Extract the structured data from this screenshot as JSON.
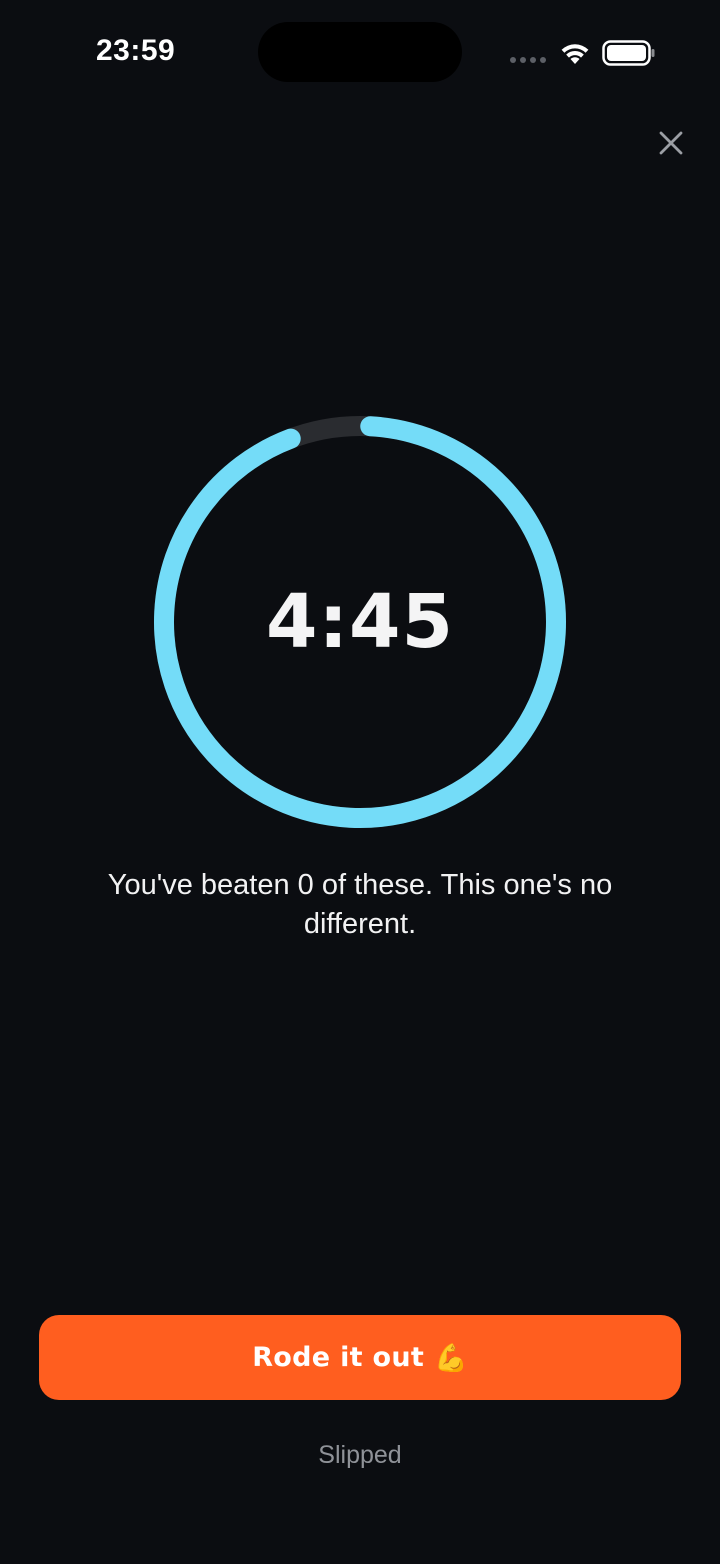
{
  "status_bar": {
    "time": "23:59",
    "icons": [
      "signal-dots-icon",
      "wifi-icon",
      "battery-icon"
    ]
  },
  "header": {
    "close_icon": "close-icon"
  },
  "timer": {
    "display": "4:45",
    "progress_fraction": 0.95,
    "ring_color": "#74dcf8",
    "track_color": "#2a2c30"
  },
  "message": {
    "text": "You've beaten 0 of these. This one's no different."
  },
  "actions": {
    "primary_label": "Rode it out",
    "primary_emoji": "💪",
    "primary_color": "#ff5e1f",
    "secondary_label": "Slipped"
  }
}
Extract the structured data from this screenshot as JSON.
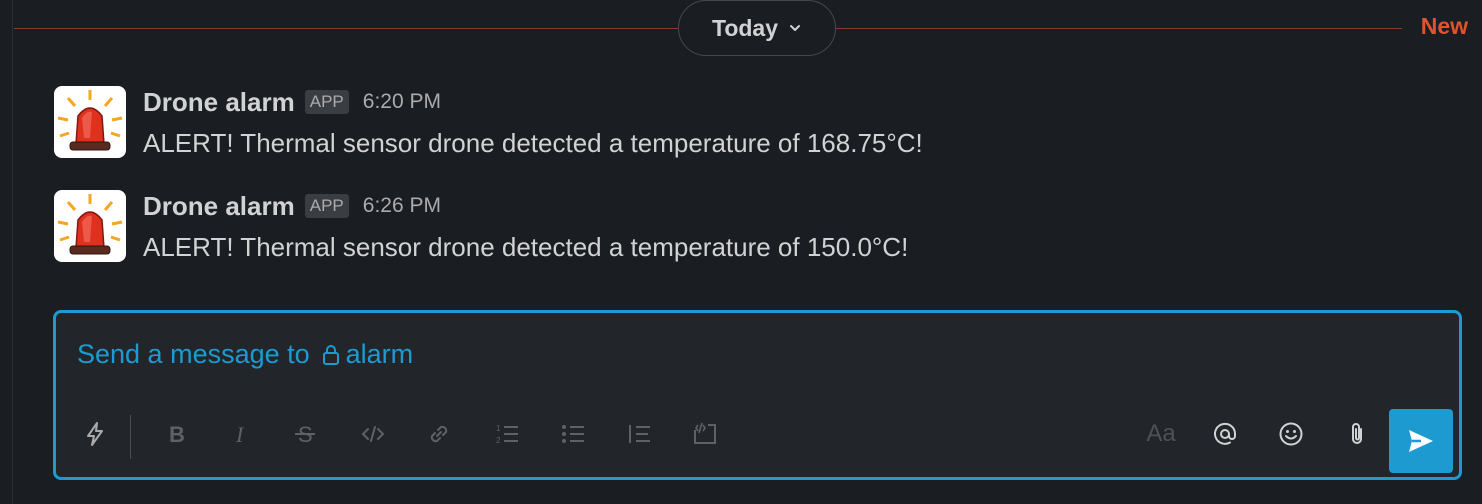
{
  "divider": {
    "day_label": "Today",
    "new_label": "New"
  },
  "messages": [
    {
      "sender": "Drone alarm",
      "badge": "APP",
      "time": "6:20 PM",
      "text": "ALERT! Thermal sensor drone detected a temperature of 168.75°C!",
      "avatar_icon": "siren-icon"
    },
    {
      "sender": "Drone alarm",
      "badge": "APP",
      "time": "6:26 PM",
      "text": "ALERT! Thermal sensor drone detected a temperature of 150.0°C!",
      "avatar_icon": "siren-icon"
    }
  ],
  "composer": {
    "placeholder_prefix": "Send a message to",
    "channel": "alarm",
    "text_style_label": "Aa"
  },
  "colors": {
    "background": "#1a1d21",
    "accent": "#1d9bd1",
    "new_marker": "#e0532f",
    "composer_bg": "#222529"
  }
}
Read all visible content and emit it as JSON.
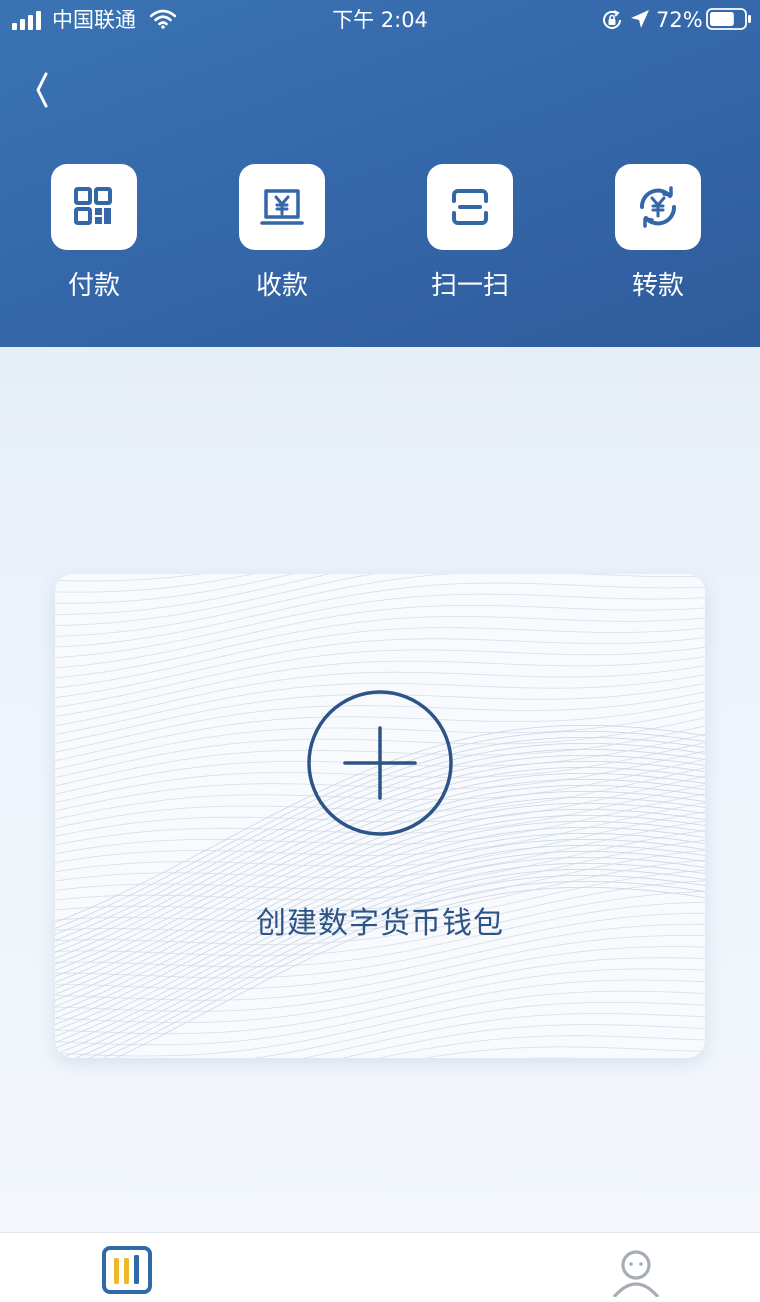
{
  "status_bar": {
    "carrier": "中国联通",
    "time": "下午 2:04",
    "battery": "72%",
    "battery_level": 0.72,
    "icons": [
      "signal-icon",
      "wifi-icon",
      "rotation-lock-icon",
      "location-arrow-icon",
      "battery-icon"
    ]
  },
  "header": {
    "back_icon": "chevron-left-icon",
    "actions": [
      {
        "label": "付款",
        "icon": "qr-code-icon"
      },
      {
        "label": "收款",
        "icon": "receive-yuan-icon"
      },
      {
        "label": "扫一扫",
        "icon": "scan-icon"
      },
      {
        "label": "转款",
        "icon": "transfer-yuan-icon"
      }
    ]
  },
  "wallet_card": {
    "icon": "plus-circle-icon",
    "label": "创建数字货币钱包"
  },
  "tab_bar": {
    "tabs": [
      {
        "icon": "wallet-tab-icon",
        "active": true
      },
      {
        "icon": "profile-tab-icon",
        "active": false
      }
    ]
  },
  "colors": {
    "header": "#3466a8",
    "accent_dark": "#2c5486",
    "tab_active_blue": "#2f6aa6",
    "tab_active_yellow": "#f0b829",
    "tab_inactive": "#a7adb5"
  }
}
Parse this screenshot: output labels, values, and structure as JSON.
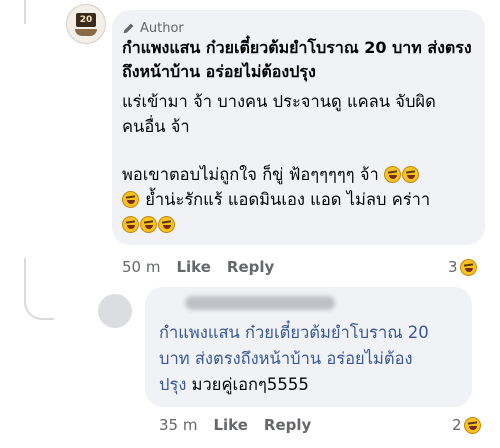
{
  "comment": {
    "author_badge": "Author",
    "author_name": "กำแพงแสน ก๋วยเตี๋ยวต้มยำโบราณ 20 บาท ส่งตรงถึงหน้าบ้าน อร่อยไม่ต้องปรุง",
    "lines": [
      "แร่เข้ามา  จ้า บางคน ประจานดู แคลน จับผิด",
      "คนอื่น จ้า",
      "",
      "พอเขาตอบไม่ถูกใจ ก็ขู่ ฟ้อๆๆๆๆๆ จ้า",
      "ย้ำน่ะรักแร้ แอดมินเอง แอด ไม่ลบ คร่าา",
      ""
    ],
    "time": "50 m",
    "like_label": "Like",
    "reply_label": "Reply",
    "reaction_count": "3"
  },
  "reply": {
    "tag_line1": "กำแพงแสน ก๋วยเตี๋ยวต้มยำโบราณ 20",
    "tag_line2": "บาท ส่งตรงถึงหน้าบ้าน อร่อยไม่ต้อง",
    "tag_line3": "ปรุง",
    "text": "มวยคู่เอกๆ5555",
    "time": "35 m",
    "like_label": "Like",
    "reply_label": "Reply",
    "reaction_count": "2"
  },
  "colors": {
    "link": "#385898",
    "bubble": "#f0f2f5",
    "meta": "#65676b"
  },
  "icons": [
    "pencil-icon",
    "laughing-emoji"
  ]
}
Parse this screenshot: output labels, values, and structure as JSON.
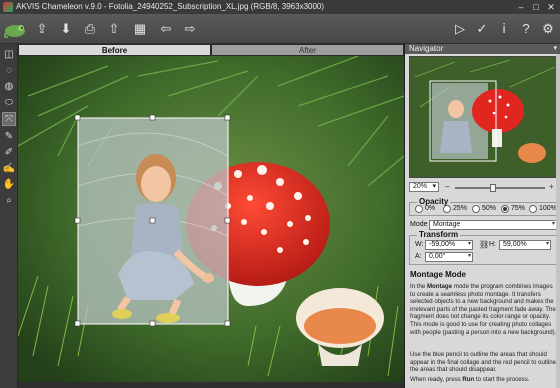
{
  "window": {
    "title": "AKVIS Chameleon v.9.0 - Fotolia_24940252_Subscription_XL.jpg (RGB/8, 3963x3000)",
    "minimize": "–",
    "maximize": "□",
    "close": "✕"
  },
  "toolbar": {
    "icons": [
      "open-icon",
      "save-icon",
      "print-icon",
      "share-icon",
      "grid-icon",
      "undo-icon",
      "redo-icon",
      "run-icon",
      "apply-icon",
      "info-icon",
      "help-icon",
      "settings-icon"
    ],
    "glyphs": {
      "open": "⇪",
      "save": "⬇",
      "print": "⎙",
      "share": "⇧",
      "grid": "▦",
      "back": "⇦",
      "forward": "⇨",
      "run": "▷",
      "apply": "✓",
      "info": "ⅰ",
      "help": "?",
      "settings": "⚙"
    }
  },
  "tools": [
    "◫",
    "◌",
    "◍",
    "⬭",
    "⤧",
    "✎",
    "✐",
    "✍",
    "✋",
    "⌕"
  ],
  "tabs": {
    "before": "Before",
    "after": "After"
  },
  "navigator": {
    "header": "Navigator",
    "collapse": "▾",
    "zoom": "20%",
    "minus": "–",
    "plus": "+",
    "zoom_level": 0.42
  },
  "opacity": {
    "title": "Opacity",
    "options": [
      "0%",
      "25%",
      "50%",
      "75%",
      "100%"
    ],
    "selected": "75%"
  },
  "mode": {
    "label": "Mode",
    "value": "Montage",
    "arrow": "▾"
  },
  "transform": {
    "title": "Transform",
    "w_label": "W:",
    "w_value": "-59,00%",
    "h_label": "H:",
    "h_value": "59,00%",
    "a_label": "A:",
    "a_value": "0,00°",
    "arrow": "▾",
    "link_icon": "⛓"
  },
  "help": {
    "title": "Montage Mode",
    "p1_a": "In the ",
    "p1_b": "Montage",
    "p1_c": " mode the program combines images to create a seamless photo montage. It transfers selected objects to a new background and makes the irrelevant parts of the pasted fragment fade away. The fragment does not change its color range or opacity. This mode is good to use for creating photo collages with people (pasting a person into a new background).",
    "p2": "Use the blue pencil to outline the areas that should appear in the final collage and the red pencil to outline the areas that should disappear.",
    "p3_a": "When ready, press ",
    "p3_b": "Run",
    "p3_c": " to start the process."
  },
  "colors": {
    "mushroom_red": "#e0261f",
    "grass": "#4e7a2e",
    "selection_border": "#ffffff"
  }
}
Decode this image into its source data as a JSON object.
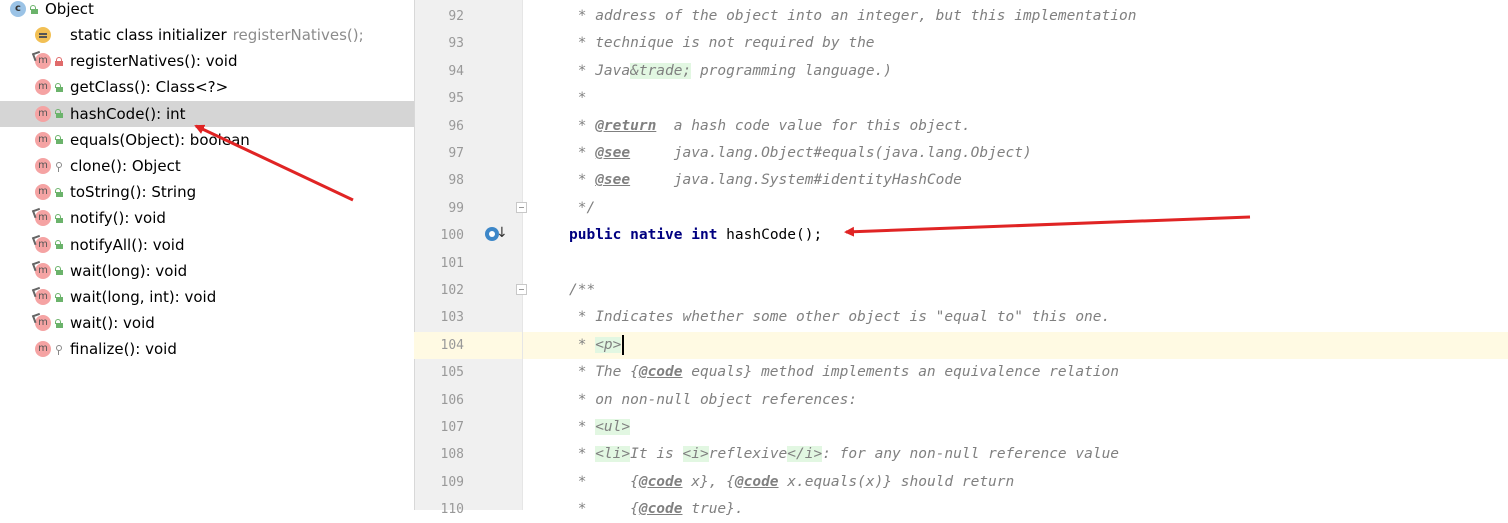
{
  "structure": {
    "root": {
      "name": "Object",
      "icon": "class-icon",
      "badge": "c"
    },
    "members": [
      {
        "name": "static class initializer",
        "type": "registerNatives();",
        "icon": "class-initializer-icon",
        "visibility": "none",
        "selected": false
      },
      {
        "name": "registerNatives(): void",
        "icon": "method-icon",
        "visibility": "private",
        "overlay": true,
        "selected": false
      },
      {
        "name": "getClass(): Class<?>",
        "icon": "method-icon",
        "visibility": "public",
        "overlay": false,
        "selected": false
      },
      {
        "name": "hashCode(): int",
        "icon": "method-icon",
        "visibility": "public",
        "overlay": false,
        "selected": true
      },
      {
        "name": "equals(Object): boolean",
        "icon": "method-icon",
        "visibility": "public",
        "overlay": false,
        "selected": false
      },
      {
        "name": "clone(): Object",
        "icon": "method-icon",
        "visibility": "protected",
        "overlay": false,
        "selected": false
      },
      {
        "name": "toString(): String",
        "icon": "method-icon",
        "visibility": "public",
        "overlay": false,
        "selected": false
      },
      {
        "name": "notify(): void",
        "icon": "method-icon",
        "visibility": "public",
        "overlay": true,
        "selected": false
      },
      {
        "name": "notifyAll(): void",
        "icon": "method-icon",
        "visibility": "public",
        "overlay": true,
        "selected": false
      },
      {
        "name": "wait(long): void",
        "icon": "method-icon",
        "visibility": "public",
        "overlay": true,
        "selected": false
      },
      {
        "name": "wait(long, int): void",
        "icon": "method-icon",
        "visibility": "public",
        "overlay": true,
        "selected": false
      },
      {
        "name": "wait(): void",
        "icon": "method-icon",
        "visibility": "public",
        "overlay": true,
        "selected": false
      },
      {
        "name": "finalize(): void",
        "icon": "method-icon",
        "visibility": "protected",
        "overlay": false,
        "selected": false
      }
    ]
  },
  "editor": {
    "current_line": 104,
    "lines": [
      {
        "num": "92",
        "segments": [
          {
            "t": " * address of the object into an integer, but this implementation",
            "c": "cm"
          }
        ]
      },
      {
        "num": "93",
        "segments": [
          {
            "t": " * technique is not required by the",
            "c": "cm"
          }
        ]
      },
      {
        "num": "94",
        "segments": [
          {
            "t": " * Java",
            "c": "cm"
          },
          {
            "t": "&trade;",
            "c": "html-tag"
          },
          {
            "t": " programming language.)",
            "c": "cm"
          }
        ]
      },
      {
        "num": "95",
        "segments": [
          {
            "t": " *",
            "c": "cm"
          }
        ]
      },
      {
        "num": "96",
        "segments": [
          {
            "t": " * ",
            "c": "cm"
          },
          {
            "t": "@return",
            "c": "tag"
          },
          {
            "t": "  a hash code value for this object.",
            "c": "cm"
          }
        ]
      },
      {
        "num": "97",
        "segments": [
          {
            "t": " * ",
            "c": "cm"
          },
          {
            "t": "@see",
            "c": "tag"
          },
          {
            "t": "     java.lang.Object#equals(java.lang.Object)",
            "c": "cm"
          }
        ]
      },
      {
        "num": "98",
        "segments": [
          {
            "t": " * ",
            "c": "cm"
          },
          {
            "t": "@see",
            "c": "tag"
          },
          {
            "t": "     java.lang.System#identityHashCode",
            "c": "cm"
          }
        ]
      },
      {
        "num": "99",
        "segments": [
          {
            "t": " */",
            "c": "cm"
          }
        ]
      },
      {
        "num": "100",
        "segments": [
          {
            "t": "public",
            "c": "kw"
          },
          {
            "t": " ",
            "c": ""
          },
          {
            "t": "native",
            "c": "kw"
          },
          {
            "t": " ",
            "c": ""
          },
          {
            "t": "int",
            "c": "kw"
          },
          {
            "t": " hashCode();",
            "c": ""
          }
        ]
      },
      {
        "num": "101",
        "segments": []
      },
      {
        "num": "102",
        "segments": [
          {
            "t": "/**",
            "c": "cm"
          }
        ]
      },
      {
        "num": "103",
        "segments": [
          {
            "t": " * Indicates whether some other object is \"equal to\" this one.",
            "c": "cm"
          }
        ]
      },
      {
        "num": "104",
        "segments": [
          {
            "t": " * ",
            "c": "cm"
          },
          {
            "t": "<p>",
            "c": "html-tag"
          }
        ],
        "caret": true
      },
      {
        "num": "105",
        "segments": [
          {
            "t": " * The {",
            "c": "cm"
          },
          {
            "t": "@code",
            "c": "tag"
          },
          {
            "t": " equals} method implements an equivalence relation",
            "c": "cm"
          }
        ]
      },
      {
        "num": "106",
        "segments": [
          {
            "t": " * on non-null object references:",
            "c": "cm"
          }
        ]
      },
      {
        "num": "107",
        "segments": [
          {
            "t": " * ",
            "c": "cm"
          },
          {
            "t": "<ul>",
            "c": "html-tag"
          }
        ]
      },
      {
        "num": "108",
        "segments": [
          {
            "t": " * ",
            "c": "cm"
          },
          {
            "t": "<li>",
            "c": "html-tag"
          },
          {
            "t": "It is ",
            "c": "cm"
          },
          {
            "t": "<i>",
            "c": "html-tag"
          },
          {
            "t": "reflexive",
            "c": "cm"
          },
          {
            "t": "</i>",
            "c": "html-tag"
          },
          {
            "t": ": for any non-null reference value",
            "c": "cm"
          }
        ]
      },
      {
        "num": "109",
        "segments": [
          {
            "t": " *     {",
            "c": "cm"
          },
          {
            "t": "@code",
            "c": "tag"
          },
          {
            "t": " x}, {",
            "c": "cm"
          },
          {
            "t": "@code",
            "c": "tag"
          },
          {
            "t": " x.equals(x)} should return",
            "c": "cm"
          }
        ]
      },
      {
        "num": "110",
        "segments": [
          {
            "t": " *     {",
            "c": "cm"
          },
          {
            "t": "@code",
            "c": "tag"
          },
          {
            "t": " true}.",
            "c": "cm"
          }
        ]
      }
    ]
  },
  "colors": {
    "annotation_arrow": "#e02424",
    "selection_bg": "#d5d5d5",
    "current_line_bg": "#fffae3",
    "keyword": "#000080",
    "comment": "#808080"
  }
}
════════════════════
= Work to do =
In the entries above, locate every line with the word "initializer" and copy it.

= Expected answer =
        "name": "static class initializer",
        "icon": "class-initializer-icon",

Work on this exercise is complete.